### Directions for this task
Retype all the entries word for word, but omit the pictures.

— start Recorded data —

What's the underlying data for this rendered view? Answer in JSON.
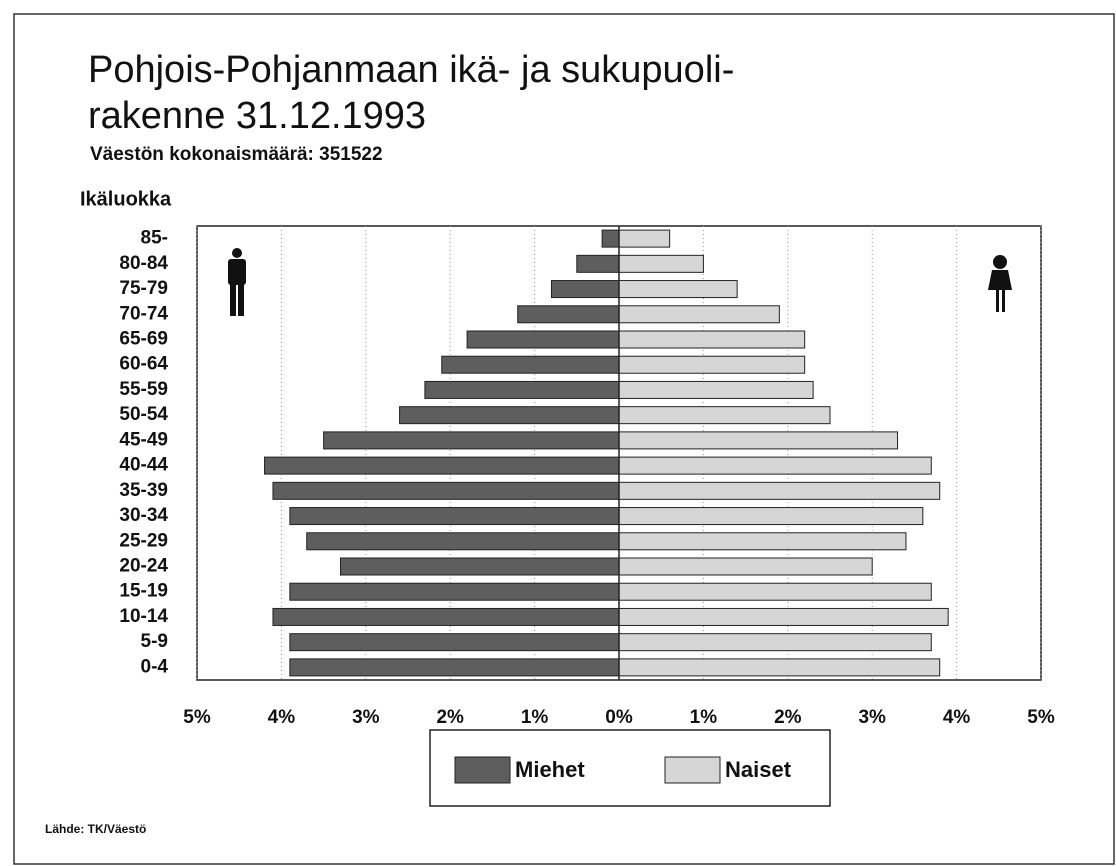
{
  "chart_data": {
    "type": "pyramid",
    "title_lines": [
      "Pohjois-Pohjanmaan ikä- ja sukupuoli-",
      "rakenne 31.12.1993"
    ],
    "subtitle": "Väestön kokonaismäärä: 351522",
    "y_label": "Ikäluokka",
    "source": "Lähde: TK/Väestö",
    "categories": [
      "85-",
      "80-84",
      "75-79",
      "70-74",
      "65-69",
      "60-64",
      "55-59",
      "50-54",
      "45-49",
      "40-44",
      "35-39",
      "30-34",
      "25-29",
      "20-24",
      "15-19",
      "10-14",
      "5-9",
      "0-4"
    ],
    "series": [
      {
        "name": "Miehet",
        "color": "#5e5e5e",
        "values": [
          -0.2,
          -0.5,
          -0.8,
          -1.2,
          -1.8,
          -2.1,
          -2.3,
          -2.6,
          -3.5,
          -4.2,
          -4.1,
          -3.9,
          -3.7,
          -3.3,
          -3.9,
          -4.1,
          -3.9,
          -3.9
        ]
      },
      {
        "name": "Naiset",
        "color": "#d6d6d6",
        "values": [
          0.6,
          1.0,
          1.4,
          1.9,
          2.2,
          2.2,
          2.3,
          2.5,
          3.3,
          3.7,
          3.8,
          3.6,
          3.4,
          3.0,
          3.7,
          3.9,
          3.7,
          3.8
        ]
      }
    ],
    "xlim": [
      -5,
      5
    ],
    "xticks": [
      {
        "value": -5,
        "label": "5%"
      },
      {
        "value": -4,
        "label": "4%"
      },
      {
        "value": -3,
        "label": "3%"
      },
      {
        "value": -2,
        "label": "2%"
      },
      {
        "value": -1,
        "label": "1%"
      },
      {
        "value": 0,
        "label": "0%"
      },
      {
        "value": 1,
        "label": "1%"
      },
      {
        "value": 2,
        "label": "2%"
      },
      {
        "value": 3,
        "label": "3%"
      },
      {
        "value": 4,
        "label": "4%"
      },
      {
        "value": 5,
        "label": "5%"
      }
    ],
    "grid": true
  }
}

— end Recorded data —

### Full response
What's the underlying data for this rendered view? Answer in JSON.
{
  "chart_data": {
    "type": "pyramid",
    "title_lines": [
      "Pohjois-Pohjanmaan ikä- ja sukupuoli-",
      "rakenne 31.12.1993"
    ],
    "subtitle": "Väestön kokonaismäärä: 351522",
    "y_label": "Ikäluokka",
    "source": "Lähde: TK/Väestö",
    "categories": [
      "85-",
      "80-84",
      "75-79",
      "70-74",
      "65-69",
      "60-64",
      "55-59",
      "50-54",
      "45-49",
      "40-44",
      "35-39",
      "30-34",
      "25-29",
      "20-24",
      "15-19",
      "10-14",
      "5-9",
      "0-4"
    ],
    "series": [
      {
        "name": "Miehet",
        "color": "#5e5e5e",
        "values": [
          -0.2,
          -0.5,
          -0.8,
          -1.2,
          -1.8,
          -2.1,
          -2.3,
          -2.6,
          -3.5,
          -4.2,
          -4.1,
          -3.9,
          -3.7,
          -3.3,
          -3.9,
          -4.1,
          -3.9,
          -3.9
        ]
      },
      {
        "name": "Naiset",
        "color": "#d6d6d6",
        "values": [
          0.6,
          1.0,
          1.4,
          1.9,
          2.2,
          2.2,
          2.3,
          2.5,
          3.3,
          3.7,
          3.8,
          3.6,
          3.4,
          3.0,
          3.7,
          3.9,
          3.7,
          3.8
        ]
      }
    ],
    "xlim": [
      -5,
      5
    ],
    "xticks": [
      {
        "value": -5,
        "label": "5%"
      },
      {
        "value": -4,
        "label": "4%"
      },
      {
        "value": -3,
        "label": "3%"
      },
      {
        "value": -2,
        "label": "2%"
      },
      {
        "value": -1,
        "label": "1%"
      },
      {
        "value": 0,
        "label": "0%"
      },
      {
        "value": 1,
        "label": "1%"
      },
      {
        "value": 2,
        "label": "2%"
      },
      {
        "value": 3,
        "label": "3%"
      },
      {
        "value": 4,
        "label": "4%"
      },
      {
        "value": 5,
        "label": "5%"
      }
    ],
    "grid": true
  }
}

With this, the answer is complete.